## Start

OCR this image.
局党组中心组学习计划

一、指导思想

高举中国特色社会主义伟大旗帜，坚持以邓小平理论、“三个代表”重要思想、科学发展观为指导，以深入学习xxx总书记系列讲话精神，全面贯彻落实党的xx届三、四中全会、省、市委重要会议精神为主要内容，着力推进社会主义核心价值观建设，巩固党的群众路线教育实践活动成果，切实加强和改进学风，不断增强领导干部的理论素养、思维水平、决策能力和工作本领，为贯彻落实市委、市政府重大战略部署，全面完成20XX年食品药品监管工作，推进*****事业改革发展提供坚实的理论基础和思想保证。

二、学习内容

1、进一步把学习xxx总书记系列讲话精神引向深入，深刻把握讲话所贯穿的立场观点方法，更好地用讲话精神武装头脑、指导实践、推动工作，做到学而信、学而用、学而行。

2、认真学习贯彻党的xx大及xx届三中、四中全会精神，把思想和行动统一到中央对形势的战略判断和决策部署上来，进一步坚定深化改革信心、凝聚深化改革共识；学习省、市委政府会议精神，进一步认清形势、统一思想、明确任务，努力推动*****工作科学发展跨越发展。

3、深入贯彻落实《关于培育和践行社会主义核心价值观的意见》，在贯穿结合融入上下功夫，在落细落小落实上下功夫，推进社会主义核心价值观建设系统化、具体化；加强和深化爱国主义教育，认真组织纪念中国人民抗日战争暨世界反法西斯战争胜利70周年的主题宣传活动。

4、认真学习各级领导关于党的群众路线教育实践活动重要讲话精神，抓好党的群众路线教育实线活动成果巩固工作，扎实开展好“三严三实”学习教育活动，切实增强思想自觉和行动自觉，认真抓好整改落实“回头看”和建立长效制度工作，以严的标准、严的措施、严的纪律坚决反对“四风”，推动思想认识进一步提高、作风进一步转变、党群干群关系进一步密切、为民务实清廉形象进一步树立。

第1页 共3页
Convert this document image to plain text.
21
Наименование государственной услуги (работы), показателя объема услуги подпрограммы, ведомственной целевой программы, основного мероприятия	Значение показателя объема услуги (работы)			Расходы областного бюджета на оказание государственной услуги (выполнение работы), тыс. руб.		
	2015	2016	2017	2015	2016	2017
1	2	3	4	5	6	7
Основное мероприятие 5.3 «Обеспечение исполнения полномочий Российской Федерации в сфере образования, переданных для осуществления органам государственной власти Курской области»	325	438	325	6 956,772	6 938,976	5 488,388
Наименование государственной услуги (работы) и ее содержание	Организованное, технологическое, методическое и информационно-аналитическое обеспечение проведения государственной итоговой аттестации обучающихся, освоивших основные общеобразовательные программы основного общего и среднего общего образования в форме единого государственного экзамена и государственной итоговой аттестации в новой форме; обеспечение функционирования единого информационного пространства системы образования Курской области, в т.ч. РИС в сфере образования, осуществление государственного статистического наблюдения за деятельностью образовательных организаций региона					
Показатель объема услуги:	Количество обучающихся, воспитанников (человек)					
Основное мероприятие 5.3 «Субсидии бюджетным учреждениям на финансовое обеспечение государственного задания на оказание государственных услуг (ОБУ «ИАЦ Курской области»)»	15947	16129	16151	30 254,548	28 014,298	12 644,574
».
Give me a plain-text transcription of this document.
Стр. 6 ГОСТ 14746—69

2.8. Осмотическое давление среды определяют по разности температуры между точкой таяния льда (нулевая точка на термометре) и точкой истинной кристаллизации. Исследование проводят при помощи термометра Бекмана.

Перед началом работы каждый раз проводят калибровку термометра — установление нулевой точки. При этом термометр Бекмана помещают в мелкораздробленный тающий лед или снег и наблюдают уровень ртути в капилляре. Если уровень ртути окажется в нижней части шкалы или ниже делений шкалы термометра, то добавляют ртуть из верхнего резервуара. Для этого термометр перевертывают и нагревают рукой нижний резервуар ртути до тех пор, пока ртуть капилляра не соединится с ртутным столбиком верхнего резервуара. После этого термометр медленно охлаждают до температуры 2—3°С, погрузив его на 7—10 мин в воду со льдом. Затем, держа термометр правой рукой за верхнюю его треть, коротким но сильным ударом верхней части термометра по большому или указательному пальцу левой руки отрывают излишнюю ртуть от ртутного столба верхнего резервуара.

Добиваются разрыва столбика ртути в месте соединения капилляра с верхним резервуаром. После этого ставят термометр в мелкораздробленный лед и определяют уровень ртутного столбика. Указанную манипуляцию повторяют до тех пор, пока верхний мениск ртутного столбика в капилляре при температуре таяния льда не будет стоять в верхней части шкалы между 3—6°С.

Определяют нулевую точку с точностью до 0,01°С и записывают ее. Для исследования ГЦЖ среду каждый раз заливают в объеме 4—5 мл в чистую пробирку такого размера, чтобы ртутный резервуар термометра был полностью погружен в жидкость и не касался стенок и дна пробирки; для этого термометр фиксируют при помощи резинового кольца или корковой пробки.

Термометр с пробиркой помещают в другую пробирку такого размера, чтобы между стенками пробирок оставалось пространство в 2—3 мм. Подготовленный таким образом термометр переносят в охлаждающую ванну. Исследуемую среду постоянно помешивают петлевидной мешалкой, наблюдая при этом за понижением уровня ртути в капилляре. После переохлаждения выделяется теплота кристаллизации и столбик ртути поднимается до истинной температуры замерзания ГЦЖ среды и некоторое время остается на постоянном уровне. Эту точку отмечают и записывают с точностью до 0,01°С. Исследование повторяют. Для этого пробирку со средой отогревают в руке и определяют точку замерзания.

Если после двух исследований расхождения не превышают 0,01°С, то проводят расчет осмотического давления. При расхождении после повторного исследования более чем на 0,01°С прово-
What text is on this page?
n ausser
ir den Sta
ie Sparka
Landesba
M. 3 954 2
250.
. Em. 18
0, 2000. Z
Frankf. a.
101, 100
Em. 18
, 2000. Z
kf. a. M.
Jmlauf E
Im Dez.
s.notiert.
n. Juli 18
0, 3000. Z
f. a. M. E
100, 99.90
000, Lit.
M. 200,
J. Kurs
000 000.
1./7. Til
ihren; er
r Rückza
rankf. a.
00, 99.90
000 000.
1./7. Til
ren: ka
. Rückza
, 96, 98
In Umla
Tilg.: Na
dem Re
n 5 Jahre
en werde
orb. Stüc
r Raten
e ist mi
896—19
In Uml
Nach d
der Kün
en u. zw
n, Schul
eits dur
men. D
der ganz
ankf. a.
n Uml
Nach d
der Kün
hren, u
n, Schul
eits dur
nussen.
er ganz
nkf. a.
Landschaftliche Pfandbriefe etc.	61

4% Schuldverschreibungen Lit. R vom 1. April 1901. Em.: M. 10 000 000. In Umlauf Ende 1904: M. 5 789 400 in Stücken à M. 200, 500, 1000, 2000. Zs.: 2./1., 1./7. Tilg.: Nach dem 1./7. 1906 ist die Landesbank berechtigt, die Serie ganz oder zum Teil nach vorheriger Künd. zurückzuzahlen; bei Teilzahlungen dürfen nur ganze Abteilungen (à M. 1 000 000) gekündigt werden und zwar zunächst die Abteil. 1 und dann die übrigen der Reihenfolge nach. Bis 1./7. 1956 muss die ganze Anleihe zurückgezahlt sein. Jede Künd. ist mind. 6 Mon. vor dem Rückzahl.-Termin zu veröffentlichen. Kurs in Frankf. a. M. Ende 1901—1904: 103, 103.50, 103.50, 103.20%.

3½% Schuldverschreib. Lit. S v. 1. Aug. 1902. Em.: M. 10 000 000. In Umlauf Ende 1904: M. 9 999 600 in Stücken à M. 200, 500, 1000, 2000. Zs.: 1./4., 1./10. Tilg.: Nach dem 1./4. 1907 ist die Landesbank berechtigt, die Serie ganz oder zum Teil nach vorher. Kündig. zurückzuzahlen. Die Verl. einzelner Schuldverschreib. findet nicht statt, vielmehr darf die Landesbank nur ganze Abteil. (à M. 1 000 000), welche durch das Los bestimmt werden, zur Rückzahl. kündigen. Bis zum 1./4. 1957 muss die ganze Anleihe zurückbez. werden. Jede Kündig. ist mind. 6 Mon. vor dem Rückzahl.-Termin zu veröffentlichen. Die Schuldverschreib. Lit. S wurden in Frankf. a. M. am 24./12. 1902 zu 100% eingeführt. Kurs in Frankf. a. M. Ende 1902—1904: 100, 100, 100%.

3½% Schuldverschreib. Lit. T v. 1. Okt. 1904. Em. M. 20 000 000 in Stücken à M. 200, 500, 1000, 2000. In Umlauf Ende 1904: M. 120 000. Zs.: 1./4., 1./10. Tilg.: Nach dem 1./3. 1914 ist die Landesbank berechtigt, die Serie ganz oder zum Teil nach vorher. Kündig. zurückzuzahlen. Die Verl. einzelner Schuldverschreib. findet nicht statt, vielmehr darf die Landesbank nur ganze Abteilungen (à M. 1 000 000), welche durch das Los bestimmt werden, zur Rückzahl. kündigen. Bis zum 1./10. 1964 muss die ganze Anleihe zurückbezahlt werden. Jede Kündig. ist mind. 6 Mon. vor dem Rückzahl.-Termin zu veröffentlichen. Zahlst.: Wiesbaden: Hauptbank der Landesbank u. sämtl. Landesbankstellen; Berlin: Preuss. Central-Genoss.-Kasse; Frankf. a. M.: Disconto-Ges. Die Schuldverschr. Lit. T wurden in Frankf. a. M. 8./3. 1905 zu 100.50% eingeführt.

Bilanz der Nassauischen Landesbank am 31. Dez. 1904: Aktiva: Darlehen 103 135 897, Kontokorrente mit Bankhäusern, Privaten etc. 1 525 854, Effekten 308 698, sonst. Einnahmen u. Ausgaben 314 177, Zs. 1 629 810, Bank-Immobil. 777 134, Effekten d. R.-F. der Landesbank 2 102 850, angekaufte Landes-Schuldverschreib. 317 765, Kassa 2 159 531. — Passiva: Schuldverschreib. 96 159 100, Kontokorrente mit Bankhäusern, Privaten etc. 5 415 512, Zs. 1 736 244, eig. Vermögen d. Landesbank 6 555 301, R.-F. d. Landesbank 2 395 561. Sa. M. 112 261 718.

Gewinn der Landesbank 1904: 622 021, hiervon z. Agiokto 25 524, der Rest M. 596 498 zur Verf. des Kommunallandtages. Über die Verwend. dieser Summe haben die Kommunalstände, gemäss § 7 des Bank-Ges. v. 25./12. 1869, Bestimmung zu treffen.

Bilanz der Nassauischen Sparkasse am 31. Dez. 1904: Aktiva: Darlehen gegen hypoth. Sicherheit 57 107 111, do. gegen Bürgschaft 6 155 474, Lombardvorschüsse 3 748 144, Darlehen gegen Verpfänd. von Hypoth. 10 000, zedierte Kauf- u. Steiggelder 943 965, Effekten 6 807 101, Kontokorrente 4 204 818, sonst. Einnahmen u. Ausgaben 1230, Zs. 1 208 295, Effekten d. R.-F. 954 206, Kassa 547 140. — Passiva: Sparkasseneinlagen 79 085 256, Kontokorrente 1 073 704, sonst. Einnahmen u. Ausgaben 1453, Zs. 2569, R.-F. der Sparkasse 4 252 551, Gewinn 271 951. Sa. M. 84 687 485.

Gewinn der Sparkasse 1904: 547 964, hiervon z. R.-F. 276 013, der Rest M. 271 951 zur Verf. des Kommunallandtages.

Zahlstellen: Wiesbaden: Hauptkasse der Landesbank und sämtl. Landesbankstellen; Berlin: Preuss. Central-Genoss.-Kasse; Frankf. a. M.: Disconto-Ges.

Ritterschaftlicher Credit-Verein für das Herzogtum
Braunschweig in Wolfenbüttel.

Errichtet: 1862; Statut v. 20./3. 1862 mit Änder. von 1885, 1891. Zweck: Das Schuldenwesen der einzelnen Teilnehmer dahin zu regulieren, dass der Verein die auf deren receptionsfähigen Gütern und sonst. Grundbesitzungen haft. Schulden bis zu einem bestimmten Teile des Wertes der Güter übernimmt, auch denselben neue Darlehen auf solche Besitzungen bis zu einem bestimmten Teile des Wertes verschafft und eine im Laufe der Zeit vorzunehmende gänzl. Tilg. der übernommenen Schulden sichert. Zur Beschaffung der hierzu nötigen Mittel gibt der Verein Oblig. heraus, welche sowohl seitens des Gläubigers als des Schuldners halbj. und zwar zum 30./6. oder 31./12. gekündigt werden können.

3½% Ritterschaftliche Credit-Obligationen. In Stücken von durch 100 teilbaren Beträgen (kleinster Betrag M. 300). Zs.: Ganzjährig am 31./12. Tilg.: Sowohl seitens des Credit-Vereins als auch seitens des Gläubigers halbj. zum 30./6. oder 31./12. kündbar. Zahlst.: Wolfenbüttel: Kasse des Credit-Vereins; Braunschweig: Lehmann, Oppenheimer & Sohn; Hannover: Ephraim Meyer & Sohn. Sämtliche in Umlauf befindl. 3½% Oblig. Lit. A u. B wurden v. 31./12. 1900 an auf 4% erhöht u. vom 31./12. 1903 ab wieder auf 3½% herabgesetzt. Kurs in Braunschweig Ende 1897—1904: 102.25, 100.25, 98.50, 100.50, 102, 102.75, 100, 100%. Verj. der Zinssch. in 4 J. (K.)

## End

**Problem description**
Lines that hold the word "Darlehen" are the ones to return, every one of them.

**Answer**
Bilanz der Nassauischen Landesbank am 31. Dez. 1904: Aktiva: Darlehen 103 135 897, Kontokorrente mit Bankhäusern, Privaten etc. 1 525 854, Effekten 308 698, sonst. Einnahmen u. Ausgaben 314 177, Zs. 1 629 810, Bank-Immobil. 777 134, Effekten d. R.-F. der Landesbank 2 102 850, angekaufte Landes-Schuldverschreib. 317 765, Kassa 2 159 531. — Passiva: Schuldverschreib. 96 159 100, Kontokorrente mit Bankhäusern, Privaten etc. 5 415 512, Zs. 1 736 244, eig. Vermögen d. Landesbank 6 555 301, R.-F. d. Landesbank 2 395 561. Sa. M. 112 261 718.
Bilanz der Nassauischen Sparkasse am 31. Dez. 1904: Aktiva: Darlehen gegen hypoth. Sicherheit 57 107 111, do. gegen Bürgschaft 6 155 474, Lombardvorschüsse 3 748 144, Darlehen gegen Verpfänd. von Hypoth. 10 000, zedierte Kauf- u. Steiggelder 943 965, Effekten 6 807 101, Kontokorrente 4 204 818, sonst. Einnahmen u. Ausgaben 1230, Zs. 1 208 295, Effekten d. R.-F. 954 206, Kassa 547 140. — Passiva: Sparkasseneinlagen 79 085 256, Kontokorrente 1 073 704, sonst. Einnahmen u. Ausgaben 1453, Zs. 2569, R.-F. der Sparkasse 4 252 551, Gewinn 271 951. Sa. M. 84 687 485.
Errichtet: 1862; Statut v. 20./3. 1862 mit Änder. von 1885, 1891. Zweck: Das Schuldenwesen der einzelnen Teilnehmer dahin zu regulieren, dass der Verein die auf deren receptionsfähigen Gütern und sonst. Grundbesitzungen haft. Schulden bis zu einem bestimmten Teile des Wertes der Güter übernimmt, auch denselben neue Darlehen auf solche Besitzungen bis zu einem bestimmten Teile des Wertes verschafft und eine im Laufe der Zeit vorzunehmende gänzl. Tilg. der übernommenen Schulden sichert. Zur Beschaffung der hierzu nötigen Mittel gibt der Verein Oblig. heraus, welche sowohl seitens des Gläubigers als des Schuldners halbj. und zwar zum 30./6. oder 31./12. gekündigt werden können.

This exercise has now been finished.